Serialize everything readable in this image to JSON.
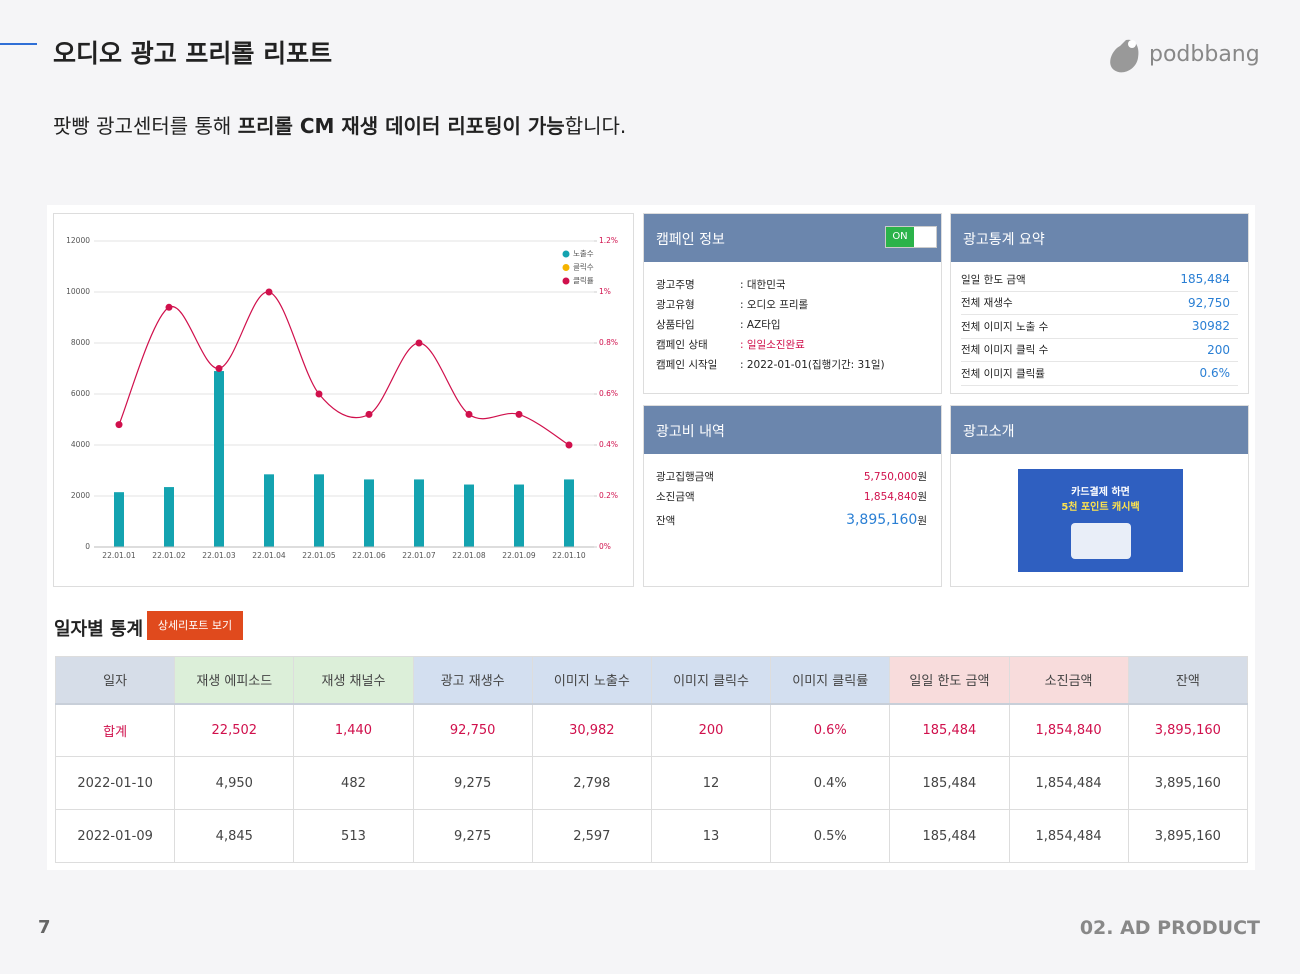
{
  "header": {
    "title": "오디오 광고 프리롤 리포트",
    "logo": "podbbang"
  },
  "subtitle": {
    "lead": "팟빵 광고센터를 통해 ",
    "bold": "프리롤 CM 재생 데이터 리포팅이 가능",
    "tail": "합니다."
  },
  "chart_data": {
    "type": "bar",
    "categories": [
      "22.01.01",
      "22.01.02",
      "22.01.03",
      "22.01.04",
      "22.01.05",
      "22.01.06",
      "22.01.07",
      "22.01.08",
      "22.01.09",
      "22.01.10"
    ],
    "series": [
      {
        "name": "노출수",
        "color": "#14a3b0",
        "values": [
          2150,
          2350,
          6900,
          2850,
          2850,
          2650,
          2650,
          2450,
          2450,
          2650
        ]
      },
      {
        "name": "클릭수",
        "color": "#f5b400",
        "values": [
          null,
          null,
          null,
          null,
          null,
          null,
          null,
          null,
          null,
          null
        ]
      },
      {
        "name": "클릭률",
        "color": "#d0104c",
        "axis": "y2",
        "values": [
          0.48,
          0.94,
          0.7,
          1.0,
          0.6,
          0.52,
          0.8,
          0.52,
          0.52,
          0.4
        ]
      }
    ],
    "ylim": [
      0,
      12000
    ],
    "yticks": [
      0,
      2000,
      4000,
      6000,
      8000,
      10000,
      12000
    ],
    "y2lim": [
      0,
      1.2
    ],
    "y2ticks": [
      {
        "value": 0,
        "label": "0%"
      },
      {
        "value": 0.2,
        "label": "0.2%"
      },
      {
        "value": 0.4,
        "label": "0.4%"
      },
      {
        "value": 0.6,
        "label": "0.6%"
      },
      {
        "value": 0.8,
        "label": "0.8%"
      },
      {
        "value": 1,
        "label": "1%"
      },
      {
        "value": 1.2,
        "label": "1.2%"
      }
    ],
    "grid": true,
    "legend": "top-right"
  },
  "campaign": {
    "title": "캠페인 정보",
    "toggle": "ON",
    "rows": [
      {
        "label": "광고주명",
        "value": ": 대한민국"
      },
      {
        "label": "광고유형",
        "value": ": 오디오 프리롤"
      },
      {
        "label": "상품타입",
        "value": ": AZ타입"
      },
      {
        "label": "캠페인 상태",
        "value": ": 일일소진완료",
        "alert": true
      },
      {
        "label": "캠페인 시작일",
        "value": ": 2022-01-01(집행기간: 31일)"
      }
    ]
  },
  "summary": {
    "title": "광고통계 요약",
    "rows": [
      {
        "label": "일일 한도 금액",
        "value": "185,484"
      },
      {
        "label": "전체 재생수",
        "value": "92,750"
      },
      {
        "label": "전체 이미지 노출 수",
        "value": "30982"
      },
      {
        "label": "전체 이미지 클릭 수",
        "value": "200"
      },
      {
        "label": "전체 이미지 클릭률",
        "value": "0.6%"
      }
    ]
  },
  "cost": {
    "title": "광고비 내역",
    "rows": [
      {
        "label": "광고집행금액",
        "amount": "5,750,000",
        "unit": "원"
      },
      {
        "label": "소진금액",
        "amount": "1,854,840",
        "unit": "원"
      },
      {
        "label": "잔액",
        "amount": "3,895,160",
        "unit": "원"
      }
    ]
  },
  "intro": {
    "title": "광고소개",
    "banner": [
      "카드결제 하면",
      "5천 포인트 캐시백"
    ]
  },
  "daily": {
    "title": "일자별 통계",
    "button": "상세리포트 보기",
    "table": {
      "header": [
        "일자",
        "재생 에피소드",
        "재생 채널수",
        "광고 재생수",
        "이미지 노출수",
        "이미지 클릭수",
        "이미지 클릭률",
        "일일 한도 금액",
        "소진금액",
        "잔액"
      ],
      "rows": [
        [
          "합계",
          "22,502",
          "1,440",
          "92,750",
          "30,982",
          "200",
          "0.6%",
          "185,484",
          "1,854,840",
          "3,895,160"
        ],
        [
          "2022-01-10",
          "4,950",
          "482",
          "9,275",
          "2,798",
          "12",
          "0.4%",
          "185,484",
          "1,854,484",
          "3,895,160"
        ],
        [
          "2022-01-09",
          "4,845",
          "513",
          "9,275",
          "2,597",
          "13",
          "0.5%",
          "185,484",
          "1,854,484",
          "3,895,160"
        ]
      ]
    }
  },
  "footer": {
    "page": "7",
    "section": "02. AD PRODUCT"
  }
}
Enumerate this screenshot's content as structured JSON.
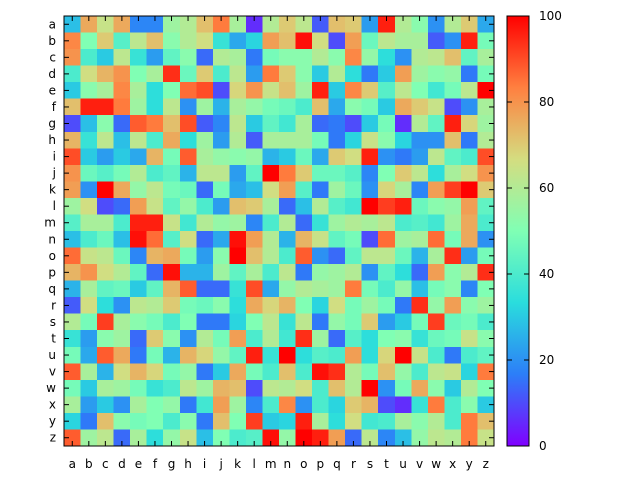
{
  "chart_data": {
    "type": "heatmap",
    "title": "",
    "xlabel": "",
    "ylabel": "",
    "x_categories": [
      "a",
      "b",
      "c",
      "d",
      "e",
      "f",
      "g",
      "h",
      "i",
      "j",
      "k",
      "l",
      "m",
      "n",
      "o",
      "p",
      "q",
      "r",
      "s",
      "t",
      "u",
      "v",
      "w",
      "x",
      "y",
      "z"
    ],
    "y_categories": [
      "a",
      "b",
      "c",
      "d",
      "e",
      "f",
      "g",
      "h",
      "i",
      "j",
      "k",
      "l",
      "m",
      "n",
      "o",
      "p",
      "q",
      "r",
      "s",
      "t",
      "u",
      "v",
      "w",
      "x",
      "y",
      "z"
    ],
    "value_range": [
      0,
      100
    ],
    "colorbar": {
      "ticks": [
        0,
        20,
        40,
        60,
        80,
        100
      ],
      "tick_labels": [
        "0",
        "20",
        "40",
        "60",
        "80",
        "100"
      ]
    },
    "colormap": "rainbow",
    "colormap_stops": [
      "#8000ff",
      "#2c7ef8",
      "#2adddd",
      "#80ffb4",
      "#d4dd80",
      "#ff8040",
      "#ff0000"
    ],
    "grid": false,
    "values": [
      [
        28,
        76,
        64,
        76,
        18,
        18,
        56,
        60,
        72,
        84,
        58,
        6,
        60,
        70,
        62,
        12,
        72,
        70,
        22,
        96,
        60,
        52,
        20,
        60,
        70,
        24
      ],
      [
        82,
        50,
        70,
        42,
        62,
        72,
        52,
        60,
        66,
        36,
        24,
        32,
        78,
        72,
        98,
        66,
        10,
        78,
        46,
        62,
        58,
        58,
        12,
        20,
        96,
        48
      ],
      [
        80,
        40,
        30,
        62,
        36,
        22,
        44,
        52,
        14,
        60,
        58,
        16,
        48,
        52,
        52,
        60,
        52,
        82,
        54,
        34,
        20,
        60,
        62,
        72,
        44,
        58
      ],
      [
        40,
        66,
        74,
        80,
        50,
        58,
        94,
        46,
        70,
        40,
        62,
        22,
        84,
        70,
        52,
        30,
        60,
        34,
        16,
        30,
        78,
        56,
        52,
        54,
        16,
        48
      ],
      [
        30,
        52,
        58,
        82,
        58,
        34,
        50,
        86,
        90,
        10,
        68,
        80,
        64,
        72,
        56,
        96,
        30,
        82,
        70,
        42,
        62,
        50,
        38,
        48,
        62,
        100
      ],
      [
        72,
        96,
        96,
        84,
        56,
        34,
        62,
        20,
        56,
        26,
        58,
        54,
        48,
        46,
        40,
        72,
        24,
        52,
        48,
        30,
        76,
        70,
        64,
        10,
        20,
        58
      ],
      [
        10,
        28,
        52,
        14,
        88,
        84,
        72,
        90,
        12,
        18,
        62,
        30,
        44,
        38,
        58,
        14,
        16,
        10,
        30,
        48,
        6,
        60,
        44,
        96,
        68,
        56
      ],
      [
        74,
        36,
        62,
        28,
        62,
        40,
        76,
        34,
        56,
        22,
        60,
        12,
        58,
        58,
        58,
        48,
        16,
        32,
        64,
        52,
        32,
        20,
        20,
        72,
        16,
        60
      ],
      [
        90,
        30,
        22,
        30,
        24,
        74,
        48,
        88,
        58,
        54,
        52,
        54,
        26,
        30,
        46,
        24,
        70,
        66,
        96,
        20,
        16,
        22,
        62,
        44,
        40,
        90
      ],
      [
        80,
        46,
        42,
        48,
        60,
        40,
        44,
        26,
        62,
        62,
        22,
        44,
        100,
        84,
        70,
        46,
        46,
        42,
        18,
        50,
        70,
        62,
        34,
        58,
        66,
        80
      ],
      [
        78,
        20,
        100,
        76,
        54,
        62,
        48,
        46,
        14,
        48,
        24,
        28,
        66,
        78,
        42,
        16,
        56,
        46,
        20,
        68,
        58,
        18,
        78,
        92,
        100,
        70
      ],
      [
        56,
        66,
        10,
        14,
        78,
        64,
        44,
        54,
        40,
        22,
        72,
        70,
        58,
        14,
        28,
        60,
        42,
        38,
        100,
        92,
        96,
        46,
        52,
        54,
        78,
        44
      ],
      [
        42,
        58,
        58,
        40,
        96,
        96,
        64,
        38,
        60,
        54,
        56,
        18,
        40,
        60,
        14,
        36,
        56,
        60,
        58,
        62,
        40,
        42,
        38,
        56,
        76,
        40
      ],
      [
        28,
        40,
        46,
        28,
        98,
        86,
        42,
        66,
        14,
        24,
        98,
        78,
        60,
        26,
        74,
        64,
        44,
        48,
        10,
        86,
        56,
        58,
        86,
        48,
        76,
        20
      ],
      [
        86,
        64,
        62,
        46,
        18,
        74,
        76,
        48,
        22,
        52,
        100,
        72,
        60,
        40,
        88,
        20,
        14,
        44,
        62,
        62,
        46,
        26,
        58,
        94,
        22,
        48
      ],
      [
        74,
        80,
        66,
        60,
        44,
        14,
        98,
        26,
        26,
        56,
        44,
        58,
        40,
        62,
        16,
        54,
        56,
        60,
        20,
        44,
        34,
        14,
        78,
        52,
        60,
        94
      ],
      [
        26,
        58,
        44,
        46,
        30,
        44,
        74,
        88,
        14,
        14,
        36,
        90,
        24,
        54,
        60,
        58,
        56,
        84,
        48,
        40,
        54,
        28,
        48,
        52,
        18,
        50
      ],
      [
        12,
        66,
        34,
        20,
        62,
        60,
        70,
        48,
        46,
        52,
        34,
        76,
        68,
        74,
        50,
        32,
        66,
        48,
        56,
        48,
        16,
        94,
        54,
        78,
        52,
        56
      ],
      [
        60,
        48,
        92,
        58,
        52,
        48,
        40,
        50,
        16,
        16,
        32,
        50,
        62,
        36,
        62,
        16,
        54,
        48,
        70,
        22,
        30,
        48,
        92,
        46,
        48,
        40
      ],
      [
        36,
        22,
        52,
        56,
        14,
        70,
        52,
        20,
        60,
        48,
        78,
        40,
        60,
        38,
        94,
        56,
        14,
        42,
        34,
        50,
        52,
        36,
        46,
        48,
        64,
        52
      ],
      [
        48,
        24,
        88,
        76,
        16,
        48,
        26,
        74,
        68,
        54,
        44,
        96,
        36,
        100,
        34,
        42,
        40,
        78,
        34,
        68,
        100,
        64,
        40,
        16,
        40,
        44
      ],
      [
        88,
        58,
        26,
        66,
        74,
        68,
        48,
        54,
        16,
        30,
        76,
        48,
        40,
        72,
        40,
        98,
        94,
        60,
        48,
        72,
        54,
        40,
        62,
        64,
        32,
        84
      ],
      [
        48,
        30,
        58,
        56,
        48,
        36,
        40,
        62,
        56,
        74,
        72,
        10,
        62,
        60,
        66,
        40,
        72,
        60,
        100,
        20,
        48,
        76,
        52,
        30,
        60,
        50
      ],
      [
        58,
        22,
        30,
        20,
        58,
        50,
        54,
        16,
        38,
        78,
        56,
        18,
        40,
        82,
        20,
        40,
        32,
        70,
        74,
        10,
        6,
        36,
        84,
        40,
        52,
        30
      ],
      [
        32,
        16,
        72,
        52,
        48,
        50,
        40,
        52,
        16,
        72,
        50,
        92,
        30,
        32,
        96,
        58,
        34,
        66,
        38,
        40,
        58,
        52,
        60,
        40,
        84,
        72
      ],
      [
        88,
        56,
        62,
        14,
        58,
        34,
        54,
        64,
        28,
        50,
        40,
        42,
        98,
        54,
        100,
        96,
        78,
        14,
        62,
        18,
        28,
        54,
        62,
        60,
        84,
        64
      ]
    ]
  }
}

**Exercise aim**
Gather all lines from the listing above in which "JSON" occurs.

**Problem solution**
Serialize everything readable in this image to JSON.
Enumerate this screenshot's content as structured JSON.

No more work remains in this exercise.